La sexualisation des jeunes
Le sexe sans péché c’est comme un oeuf sans sel. (Carlos Fuentes)
La sexualité et l’apprentissage chez les jeunes suivent des voies concomitantes, en ce que l’un et l’autre s’émancipent du joug institutionnel. Ce faisant, elles perdent peu à peu leur caractère universel au profit de phénomènes générationnels. La jeunesse, emportée par la fougue, se distance malencontreusement des aînés, à qui l’expérience a appris la sagesse. Déboussolée, la vieillesse prêche une moralité souvent postiche. C’est le cas, il me semble, de la pornographie, une saleté dont on affuble tout ce qui touche la sexualité.
Le délicat sujet du sexe chez les jeunes me trotte dans la tête depuis quelque temps. Il suffit de côtoyer des adolescents pour y être exposé. Elle est si omniprésente qu’on y échappe plus. Quelques nouvelles récentes, dont un article rapporté par Florence Meichel (AgoraVox : Jeux pornographiques sur le net, attention danger!) et cet autre sur le sexting (Globe and Mail : Check out my hot bod: Wait, I can get that back, right?), n’ont fait qu’exacerber la question.
Quoique cette hypersexualisation ne s’empare pas de tous les jeunes, il y a suffisamment de signes inquiétants pour chercher à y voir clair. Protéger la pudeur publique, c’est une chose; avilir la sexualité, c’en est une autre. Néanmoins, avec le far-west virtuel, les rapports entre les sexes se compliquent.

++++

■ **Objectif A**:
Recopiez les lignes de données depuis la première jusqu'à celle contenant "bell-icon [511, 53, 524, 65]" incluse, en changeant "File" en "Fichier" sans rien modifier d'autre.
Ces lignes n'ont aucun rapport avec le texte.

[Données de disposition spatiale]
++++

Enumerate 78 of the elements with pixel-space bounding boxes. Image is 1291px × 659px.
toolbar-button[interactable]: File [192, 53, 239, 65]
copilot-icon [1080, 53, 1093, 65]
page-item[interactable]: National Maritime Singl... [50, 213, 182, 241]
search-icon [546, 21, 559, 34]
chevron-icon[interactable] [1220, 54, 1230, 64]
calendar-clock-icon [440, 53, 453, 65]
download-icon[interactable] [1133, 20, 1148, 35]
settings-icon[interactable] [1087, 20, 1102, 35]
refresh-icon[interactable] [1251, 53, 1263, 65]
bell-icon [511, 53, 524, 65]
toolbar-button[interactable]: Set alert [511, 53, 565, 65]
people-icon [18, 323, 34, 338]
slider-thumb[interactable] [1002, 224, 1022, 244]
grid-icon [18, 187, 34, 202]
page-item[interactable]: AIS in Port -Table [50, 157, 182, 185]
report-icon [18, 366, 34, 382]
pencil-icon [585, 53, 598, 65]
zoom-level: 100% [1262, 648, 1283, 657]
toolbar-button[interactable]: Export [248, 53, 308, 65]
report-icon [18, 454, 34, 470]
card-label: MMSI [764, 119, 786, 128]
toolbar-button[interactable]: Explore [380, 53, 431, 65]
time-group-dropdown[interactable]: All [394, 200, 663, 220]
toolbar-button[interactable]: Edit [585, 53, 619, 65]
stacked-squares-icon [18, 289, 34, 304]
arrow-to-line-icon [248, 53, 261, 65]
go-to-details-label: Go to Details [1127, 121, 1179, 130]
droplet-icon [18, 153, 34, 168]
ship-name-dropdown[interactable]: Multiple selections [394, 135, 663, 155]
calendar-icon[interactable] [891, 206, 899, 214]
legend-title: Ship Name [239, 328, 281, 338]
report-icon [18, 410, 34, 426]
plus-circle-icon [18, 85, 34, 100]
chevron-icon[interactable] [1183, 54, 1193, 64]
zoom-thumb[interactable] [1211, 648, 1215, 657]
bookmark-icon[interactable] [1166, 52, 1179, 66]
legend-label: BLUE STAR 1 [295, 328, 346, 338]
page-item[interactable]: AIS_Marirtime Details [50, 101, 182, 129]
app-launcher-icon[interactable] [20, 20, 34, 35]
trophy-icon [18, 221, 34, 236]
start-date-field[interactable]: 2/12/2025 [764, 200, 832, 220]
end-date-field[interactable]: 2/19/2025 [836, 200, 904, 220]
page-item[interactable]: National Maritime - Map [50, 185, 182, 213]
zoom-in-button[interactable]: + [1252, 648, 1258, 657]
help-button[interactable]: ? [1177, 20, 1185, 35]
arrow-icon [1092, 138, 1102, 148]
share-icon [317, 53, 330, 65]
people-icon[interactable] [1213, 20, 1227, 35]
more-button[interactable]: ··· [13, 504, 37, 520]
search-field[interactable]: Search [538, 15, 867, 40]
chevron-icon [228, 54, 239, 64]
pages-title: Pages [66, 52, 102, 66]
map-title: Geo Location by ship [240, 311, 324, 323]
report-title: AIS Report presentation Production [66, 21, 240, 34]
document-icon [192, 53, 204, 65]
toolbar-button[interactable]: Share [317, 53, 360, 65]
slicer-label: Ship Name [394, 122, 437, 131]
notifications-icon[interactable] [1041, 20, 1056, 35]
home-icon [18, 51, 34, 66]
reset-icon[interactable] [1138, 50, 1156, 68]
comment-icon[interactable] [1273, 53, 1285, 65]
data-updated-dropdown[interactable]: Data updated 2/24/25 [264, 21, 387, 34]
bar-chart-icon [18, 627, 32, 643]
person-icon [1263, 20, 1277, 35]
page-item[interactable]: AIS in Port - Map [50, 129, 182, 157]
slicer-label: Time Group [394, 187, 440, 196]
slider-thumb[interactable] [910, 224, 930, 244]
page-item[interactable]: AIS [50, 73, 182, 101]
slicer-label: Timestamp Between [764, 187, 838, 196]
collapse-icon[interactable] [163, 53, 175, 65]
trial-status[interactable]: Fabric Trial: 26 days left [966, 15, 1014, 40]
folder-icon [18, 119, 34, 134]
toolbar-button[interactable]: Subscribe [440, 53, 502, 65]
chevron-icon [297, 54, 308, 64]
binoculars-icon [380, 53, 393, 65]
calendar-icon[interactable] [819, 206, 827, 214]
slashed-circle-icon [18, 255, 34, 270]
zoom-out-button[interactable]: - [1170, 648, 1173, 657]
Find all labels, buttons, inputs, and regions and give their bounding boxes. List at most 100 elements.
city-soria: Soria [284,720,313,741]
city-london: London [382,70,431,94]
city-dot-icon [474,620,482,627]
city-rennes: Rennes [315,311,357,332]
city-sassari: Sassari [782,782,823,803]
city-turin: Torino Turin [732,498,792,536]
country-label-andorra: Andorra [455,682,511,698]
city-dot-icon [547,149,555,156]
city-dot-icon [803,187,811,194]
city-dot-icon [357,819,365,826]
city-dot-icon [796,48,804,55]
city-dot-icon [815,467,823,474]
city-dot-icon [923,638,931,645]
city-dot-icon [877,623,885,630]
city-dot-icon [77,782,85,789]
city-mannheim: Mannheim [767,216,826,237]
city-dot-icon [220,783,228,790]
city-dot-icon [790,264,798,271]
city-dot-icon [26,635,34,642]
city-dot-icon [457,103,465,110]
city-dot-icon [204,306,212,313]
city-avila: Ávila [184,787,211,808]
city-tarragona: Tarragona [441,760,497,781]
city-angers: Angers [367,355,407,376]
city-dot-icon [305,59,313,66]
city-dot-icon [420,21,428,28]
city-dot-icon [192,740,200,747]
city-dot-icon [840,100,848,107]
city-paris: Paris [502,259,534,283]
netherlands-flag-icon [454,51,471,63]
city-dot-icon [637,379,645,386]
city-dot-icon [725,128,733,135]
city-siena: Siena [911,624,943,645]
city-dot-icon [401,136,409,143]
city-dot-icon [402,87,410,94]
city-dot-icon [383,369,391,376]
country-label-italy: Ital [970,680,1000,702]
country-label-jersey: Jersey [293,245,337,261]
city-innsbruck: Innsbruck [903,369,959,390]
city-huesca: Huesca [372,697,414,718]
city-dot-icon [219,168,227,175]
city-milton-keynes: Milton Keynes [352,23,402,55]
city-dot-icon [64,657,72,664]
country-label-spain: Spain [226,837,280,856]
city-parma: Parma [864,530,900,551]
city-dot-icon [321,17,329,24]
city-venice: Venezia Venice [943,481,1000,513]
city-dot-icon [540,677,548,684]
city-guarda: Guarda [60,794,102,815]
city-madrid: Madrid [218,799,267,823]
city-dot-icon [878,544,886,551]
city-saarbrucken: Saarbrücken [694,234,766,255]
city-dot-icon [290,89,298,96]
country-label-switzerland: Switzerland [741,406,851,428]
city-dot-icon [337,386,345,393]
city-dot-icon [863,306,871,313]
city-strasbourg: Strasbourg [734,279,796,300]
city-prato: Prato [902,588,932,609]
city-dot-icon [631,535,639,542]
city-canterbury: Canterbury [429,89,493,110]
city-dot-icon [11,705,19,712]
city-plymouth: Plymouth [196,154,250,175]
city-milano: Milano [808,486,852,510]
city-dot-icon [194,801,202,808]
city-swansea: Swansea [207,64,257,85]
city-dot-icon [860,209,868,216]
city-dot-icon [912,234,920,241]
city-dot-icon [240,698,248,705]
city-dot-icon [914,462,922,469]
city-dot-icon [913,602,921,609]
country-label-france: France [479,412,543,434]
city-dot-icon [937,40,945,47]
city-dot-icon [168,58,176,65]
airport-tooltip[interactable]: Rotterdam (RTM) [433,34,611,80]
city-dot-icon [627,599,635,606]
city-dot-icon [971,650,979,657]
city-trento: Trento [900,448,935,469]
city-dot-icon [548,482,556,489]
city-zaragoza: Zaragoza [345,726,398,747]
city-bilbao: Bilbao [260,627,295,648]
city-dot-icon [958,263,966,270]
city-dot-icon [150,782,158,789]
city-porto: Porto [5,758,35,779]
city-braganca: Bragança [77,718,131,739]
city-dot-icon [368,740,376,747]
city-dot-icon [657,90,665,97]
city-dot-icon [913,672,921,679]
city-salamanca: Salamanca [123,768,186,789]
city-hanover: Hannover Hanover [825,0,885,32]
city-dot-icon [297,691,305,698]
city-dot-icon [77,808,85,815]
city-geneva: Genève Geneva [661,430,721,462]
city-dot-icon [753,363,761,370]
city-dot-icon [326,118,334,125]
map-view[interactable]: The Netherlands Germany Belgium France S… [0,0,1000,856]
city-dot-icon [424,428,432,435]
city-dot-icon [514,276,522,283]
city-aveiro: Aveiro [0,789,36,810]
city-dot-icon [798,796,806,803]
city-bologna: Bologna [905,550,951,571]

++++

■ **Objectif B**:
Dans le texte sur la sexualisation des jeunes, à qui est attribuée la citation placée sous le titre ?

■ **Réponse détaillée A**:
Enumerate 78 of the elements with pixel-space bounding boxes. Image is 1291px × 659px.
toolbar-button[interactable]: Fichier [192, 53, 239, 65]
copilot-icon [1080, 53, 1093, 65]
page-item[interactable]: National Maritime Singl... [50, 213, 182, 241]
search-icon [546, 21, 559, 34]
chevron-icon[interactable] [1220, 54, 1230, 64]
calendar-clock-icon [440, 53, 453, 65]
download-icon[interactable] [1133, 20, 1148, 35]
settings-icon[interactable] [1087, 20, 1102, 35]
refresh-icon[interactable] [1251, 53, 1263, 65]
bell-icon [511, 53, 524, 65]

■ **Réponse détaillée B**:
À Carlos Fuentes.